### Dataset records:
________

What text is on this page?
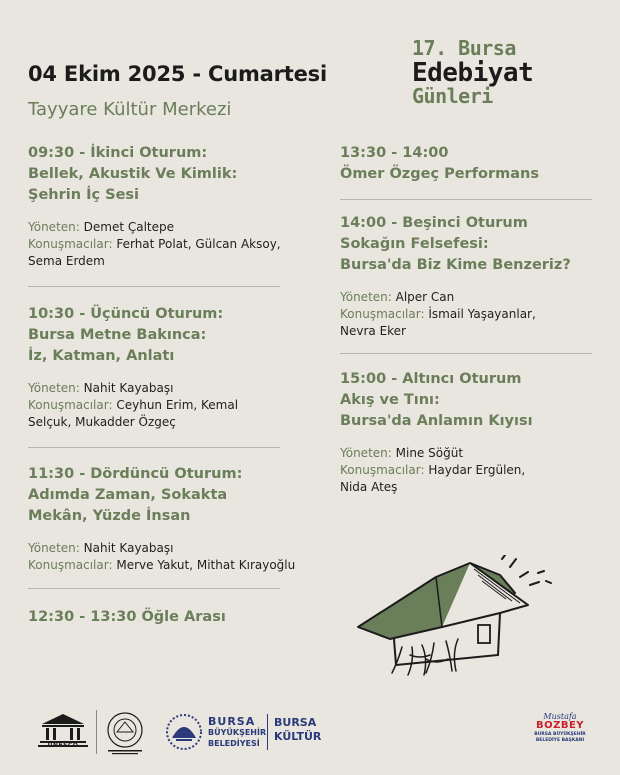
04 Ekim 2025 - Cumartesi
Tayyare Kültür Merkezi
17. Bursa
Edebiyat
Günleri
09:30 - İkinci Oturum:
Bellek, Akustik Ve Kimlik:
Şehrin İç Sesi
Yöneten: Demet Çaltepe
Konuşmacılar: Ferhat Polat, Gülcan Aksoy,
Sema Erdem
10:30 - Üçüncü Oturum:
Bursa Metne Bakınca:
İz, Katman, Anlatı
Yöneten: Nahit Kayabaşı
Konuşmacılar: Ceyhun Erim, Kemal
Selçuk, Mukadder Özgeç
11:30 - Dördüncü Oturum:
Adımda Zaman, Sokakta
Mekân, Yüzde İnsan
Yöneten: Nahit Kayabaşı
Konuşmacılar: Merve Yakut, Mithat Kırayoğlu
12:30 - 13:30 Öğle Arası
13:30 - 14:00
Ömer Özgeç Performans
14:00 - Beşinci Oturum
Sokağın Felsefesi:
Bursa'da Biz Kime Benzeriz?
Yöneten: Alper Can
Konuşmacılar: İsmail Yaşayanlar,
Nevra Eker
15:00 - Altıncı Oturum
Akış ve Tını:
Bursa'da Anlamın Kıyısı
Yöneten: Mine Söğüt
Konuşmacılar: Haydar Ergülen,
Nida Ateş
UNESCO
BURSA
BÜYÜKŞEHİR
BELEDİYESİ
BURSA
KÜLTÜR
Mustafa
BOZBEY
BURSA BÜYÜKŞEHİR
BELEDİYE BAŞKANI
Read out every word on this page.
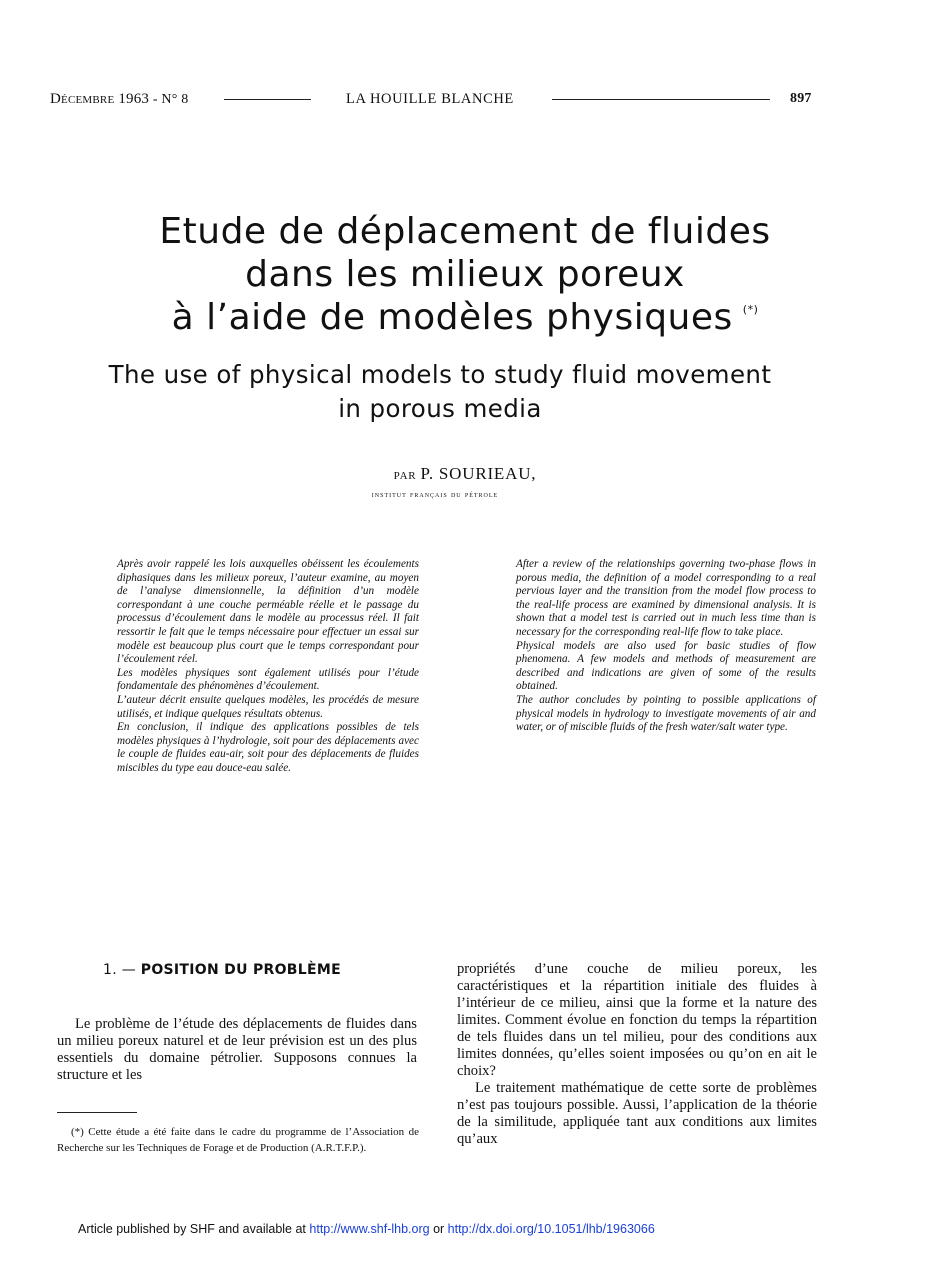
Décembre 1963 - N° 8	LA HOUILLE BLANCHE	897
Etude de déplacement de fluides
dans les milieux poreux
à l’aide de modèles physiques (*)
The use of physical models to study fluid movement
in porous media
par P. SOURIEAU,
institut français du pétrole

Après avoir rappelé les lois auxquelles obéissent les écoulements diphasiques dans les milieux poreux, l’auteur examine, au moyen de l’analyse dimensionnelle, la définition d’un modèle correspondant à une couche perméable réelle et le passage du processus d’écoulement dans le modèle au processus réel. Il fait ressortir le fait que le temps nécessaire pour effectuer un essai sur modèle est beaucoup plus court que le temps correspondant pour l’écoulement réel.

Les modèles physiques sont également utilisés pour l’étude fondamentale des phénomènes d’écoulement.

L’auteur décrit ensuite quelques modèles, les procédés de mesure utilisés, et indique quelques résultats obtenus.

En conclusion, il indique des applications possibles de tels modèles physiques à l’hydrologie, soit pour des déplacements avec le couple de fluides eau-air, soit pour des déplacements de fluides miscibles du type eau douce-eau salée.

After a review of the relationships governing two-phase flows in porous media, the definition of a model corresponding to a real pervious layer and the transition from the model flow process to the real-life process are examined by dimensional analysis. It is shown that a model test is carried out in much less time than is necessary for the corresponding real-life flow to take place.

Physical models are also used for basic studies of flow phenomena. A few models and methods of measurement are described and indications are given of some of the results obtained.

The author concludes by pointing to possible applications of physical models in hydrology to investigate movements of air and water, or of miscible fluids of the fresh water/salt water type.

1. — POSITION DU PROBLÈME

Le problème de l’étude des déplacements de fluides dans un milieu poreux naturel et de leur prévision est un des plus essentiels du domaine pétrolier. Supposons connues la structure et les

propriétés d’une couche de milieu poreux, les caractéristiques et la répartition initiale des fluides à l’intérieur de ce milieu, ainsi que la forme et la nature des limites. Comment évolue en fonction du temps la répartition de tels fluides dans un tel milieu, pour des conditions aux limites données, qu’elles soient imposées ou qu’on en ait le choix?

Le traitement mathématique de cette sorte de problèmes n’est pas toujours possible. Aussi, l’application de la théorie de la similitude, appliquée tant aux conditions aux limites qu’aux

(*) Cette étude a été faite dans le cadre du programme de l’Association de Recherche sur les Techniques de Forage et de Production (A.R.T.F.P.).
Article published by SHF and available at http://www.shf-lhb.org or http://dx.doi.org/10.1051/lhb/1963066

________

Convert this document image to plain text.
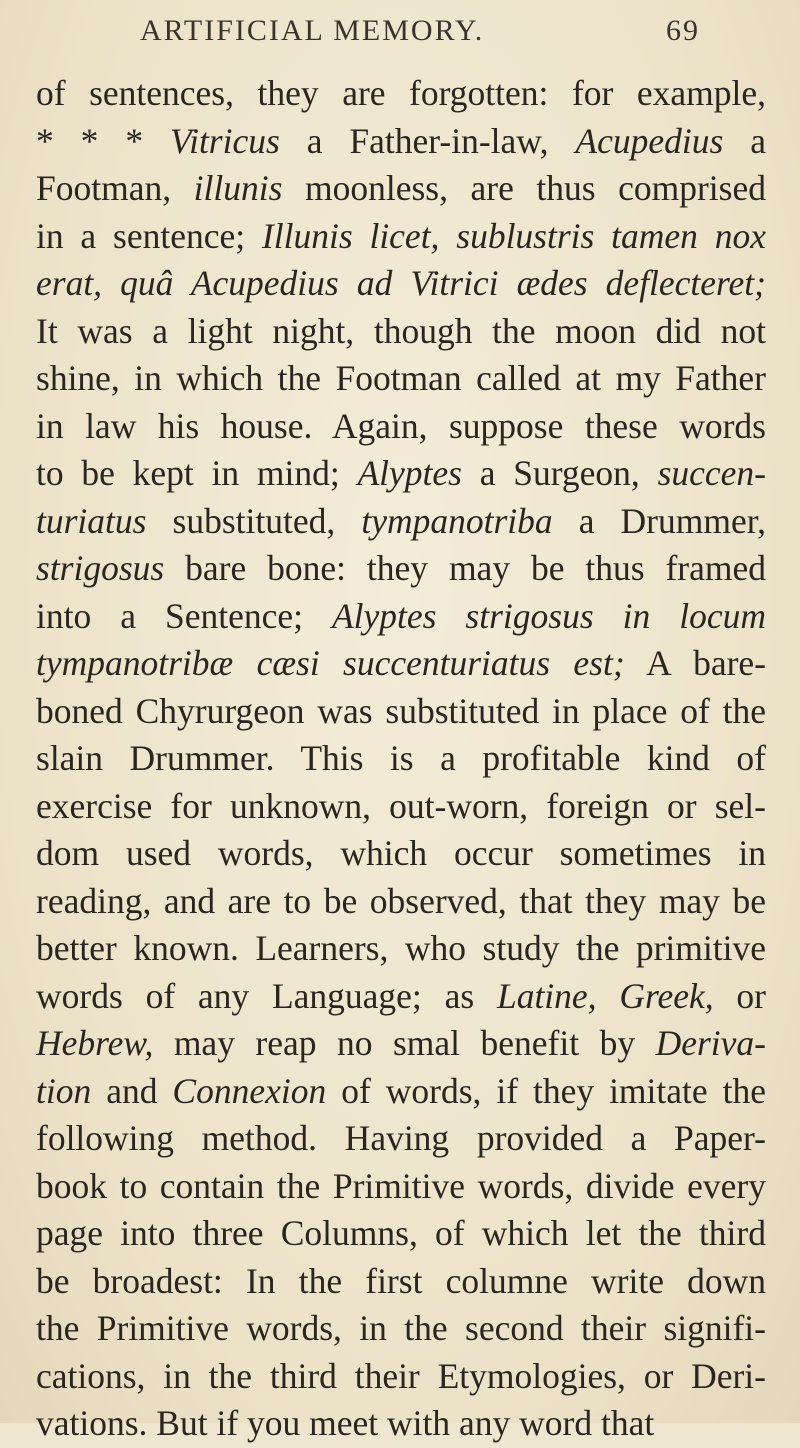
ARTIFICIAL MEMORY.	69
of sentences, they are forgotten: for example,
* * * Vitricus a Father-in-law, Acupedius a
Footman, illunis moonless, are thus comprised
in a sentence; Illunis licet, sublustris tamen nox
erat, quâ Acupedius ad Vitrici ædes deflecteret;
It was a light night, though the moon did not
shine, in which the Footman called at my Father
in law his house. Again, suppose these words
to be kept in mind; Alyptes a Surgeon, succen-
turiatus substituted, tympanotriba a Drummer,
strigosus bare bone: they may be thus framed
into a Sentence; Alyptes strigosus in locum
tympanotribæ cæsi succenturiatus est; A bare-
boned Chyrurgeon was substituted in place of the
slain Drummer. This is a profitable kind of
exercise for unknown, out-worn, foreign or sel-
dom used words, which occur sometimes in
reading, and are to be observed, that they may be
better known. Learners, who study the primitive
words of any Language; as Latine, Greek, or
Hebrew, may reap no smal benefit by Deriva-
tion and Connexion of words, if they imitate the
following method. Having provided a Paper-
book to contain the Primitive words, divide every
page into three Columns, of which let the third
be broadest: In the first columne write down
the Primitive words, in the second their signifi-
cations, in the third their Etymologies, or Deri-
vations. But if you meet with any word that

________

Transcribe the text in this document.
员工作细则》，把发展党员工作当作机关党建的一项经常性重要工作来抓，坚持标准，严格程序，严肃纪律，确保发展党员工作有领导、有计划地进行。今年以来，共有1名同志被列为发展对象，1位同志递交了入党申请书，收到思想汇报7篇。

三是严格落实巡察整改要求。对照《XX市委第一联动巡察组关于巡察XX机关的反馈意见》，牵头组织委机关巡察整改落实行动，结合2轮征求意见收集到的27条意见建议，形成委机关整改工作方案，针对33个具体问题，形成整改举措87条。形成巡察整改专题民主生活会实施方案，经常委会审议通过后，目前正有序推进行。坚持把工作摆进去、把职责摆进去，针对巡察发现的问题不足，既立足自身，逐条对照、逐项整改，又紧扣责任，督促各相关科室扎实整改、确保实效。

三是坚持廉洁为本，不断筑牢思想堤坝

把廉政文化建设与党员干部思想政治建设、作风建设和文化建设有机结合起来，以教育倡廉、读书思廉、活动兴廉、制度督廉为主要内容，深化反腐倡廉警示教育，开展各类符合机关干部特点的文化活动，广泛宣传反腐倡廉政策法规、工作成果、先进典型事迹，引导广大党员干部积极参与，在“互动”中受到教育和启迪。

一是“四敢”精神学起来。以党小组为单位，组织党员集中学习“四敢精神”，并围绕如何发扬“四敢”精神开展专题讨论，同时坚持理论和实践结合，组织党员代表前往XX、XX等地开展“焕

________

### What to work on:
Extract each line from the entries above that contains the string "déplacements".

### Result:
En conclusion, il indique des applications possibles de tels modèles physiques à l’hydrologie, soit pour des déplacements avec le couple de fluides eau-air, soit pour des déplacements de fluides miscibles du type eau douce-eau salée.
Le problème de l’étude des déplacements de fluides dans un milieu poreux naturel et de leur prévision est un des plus essentiels du domaine pétrolier. Supposons connues la structure et les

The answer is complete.